Directions
Among the entries that follow, find every line with the word "JSON" and list it.

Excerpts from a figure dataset
=== Section Start ===
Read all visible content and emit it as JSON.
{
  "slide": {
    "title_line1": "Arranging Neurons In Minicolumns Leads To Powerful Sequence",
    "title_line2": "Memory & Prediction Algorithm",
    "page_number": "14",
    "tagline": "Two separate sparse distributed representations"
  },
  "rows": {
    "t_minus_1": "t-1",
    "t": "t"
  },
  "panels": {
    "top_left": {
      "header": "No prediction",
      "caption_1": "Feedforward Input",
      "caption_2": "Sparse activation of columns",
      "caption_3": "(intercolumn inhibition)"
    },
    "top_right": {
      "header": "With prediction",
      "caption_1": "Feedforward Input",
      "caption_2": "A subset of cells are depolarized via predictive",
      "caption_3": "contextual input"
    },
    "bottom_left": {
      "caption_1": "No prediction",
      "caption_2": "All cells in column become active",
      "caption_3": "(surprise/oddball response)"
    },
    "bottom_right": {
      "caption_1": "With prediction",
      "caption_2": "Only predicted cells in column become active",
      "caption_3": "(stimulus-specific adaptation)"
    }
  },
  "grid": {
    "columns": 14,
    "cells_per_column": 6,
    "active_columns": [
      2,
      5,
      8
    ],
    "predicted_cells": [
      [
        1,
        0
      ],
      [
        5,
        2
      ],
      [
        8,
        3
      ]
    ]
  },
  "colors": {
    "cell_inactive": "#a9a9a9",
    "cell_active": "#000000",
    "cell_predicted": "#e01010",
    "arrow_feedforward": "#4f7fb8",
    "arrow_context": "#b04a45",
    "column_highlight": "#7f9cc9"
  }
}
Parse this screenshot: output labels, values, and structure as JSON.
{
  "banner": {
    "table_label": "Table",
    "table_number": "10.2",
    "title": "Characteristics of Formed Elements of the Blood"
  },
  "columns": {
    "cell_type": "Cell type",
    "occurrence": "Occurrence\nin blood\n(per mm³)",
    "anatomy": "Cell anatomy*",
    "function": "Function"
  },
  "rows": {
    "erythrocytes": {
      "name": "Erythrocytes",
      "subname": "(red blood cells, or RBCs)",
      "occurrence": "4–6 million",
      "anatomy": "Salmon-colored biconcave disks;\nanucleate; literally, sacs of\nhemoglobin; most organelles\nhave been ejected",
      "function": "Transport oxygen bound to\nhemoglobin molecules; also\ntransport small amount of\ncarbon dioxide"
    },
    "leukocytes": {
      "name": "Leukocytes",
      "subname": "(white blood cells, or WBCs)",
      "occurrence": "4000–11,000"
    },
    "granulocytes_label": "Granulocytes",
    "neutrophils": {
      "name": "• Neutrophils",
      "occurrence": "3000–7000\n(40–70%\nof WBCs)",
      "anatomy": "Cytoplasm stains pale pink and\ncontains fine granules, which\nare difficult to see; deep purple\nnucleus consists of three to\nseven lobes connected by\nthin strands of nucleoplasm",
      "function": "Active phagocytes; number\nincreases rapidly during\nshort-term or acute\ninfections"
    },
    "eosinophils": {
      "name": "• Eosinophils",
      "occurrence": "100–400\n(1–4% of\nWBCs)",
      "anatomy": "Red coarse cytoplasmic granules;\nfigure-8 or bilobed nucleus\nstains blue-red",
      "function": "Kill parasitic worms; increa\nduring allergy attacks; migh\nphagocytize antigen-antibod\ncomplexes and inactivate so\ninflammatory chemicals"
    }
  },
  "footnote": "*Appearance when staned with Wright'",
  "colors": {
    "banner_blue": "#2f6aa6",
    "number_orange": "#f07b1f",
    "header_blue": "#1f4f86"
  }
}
=== Section End ===
Output below
Read all visible content and emit it as JSON.
Parse this screenshot: output labels, values, and structure as JSON.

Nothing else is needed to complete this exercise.